*** Given records ***

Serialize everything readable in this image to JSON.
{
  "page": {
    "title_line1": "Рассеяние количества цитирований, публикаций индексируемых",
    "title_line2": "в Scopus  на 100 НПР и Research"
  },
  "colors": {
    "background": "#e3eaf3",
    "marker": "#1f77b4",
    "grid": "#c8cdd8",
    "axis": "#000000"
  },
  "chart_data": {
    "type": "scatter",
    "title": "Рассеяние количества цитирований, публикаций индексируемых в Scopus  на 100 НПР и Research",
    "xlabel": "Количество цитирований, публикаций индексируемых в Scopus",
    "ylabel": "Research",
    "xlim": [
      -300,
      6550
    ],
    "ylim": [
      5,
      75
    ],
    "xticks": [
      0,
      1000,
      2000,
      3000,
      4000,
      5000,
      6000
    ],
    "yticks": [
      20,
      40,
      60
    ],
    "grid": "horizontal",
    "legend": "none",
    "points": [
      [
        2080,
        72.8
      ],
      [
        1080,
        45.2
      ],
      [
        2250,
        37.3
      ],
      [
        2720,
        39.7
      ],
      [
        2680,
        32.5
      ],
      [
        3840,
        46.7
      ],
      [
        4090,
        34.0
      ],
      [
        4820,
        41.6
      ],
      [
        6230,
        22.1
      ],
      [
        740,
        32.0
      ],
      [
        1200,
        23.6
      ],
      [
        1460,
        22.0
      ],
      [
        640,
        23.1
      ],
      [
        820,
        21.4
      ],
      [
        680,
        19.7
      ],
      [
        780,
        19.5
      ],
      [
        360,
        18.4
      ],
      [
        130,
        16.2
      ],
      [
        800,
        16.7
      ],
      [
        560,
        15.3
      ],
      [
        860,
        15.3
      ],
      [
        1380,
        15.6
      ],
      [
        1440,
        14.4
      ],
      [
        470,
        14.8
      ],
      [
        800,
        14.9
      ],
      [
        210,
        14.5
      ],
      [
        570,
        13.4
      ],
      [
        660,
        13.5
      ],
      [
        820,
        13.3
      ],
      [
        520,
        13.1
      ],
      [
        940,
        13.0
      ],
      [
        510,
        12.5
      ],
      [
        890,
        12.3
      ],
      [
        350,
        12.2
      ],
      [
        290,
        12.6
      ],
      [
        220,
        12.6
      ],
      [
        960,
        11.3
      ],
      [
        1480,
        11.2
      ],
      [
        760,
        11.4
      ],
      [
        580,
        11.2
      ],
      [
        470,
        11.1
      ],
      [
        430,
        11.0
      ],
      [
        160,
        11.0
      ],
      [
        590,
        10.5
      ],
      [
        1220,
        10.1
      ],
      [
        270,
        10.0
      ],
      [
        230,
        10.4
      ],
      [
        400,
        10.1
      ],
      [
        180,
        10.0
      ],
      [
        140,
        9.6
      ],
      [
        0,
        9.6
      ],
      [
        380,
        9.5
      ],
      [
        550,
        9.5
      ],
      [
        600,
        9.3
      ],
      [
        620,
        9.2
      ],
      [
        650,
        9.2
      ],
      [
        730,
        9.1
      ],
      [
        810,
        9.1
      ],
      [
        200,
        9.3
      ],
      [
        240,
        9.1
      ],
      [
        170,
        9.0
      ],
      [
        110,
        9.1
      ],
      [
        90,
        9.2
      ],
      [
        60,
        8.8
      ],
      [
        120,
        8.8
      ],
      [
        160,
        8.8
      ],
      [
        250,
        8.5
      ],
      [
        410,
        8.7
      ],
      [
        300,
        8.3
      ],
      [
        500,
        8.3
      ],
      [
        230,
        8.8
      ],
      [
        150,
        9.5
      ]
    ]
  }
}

***

→ To do
Answer with a single number: the count of lines holding the word "Scopus".

→ Reply
3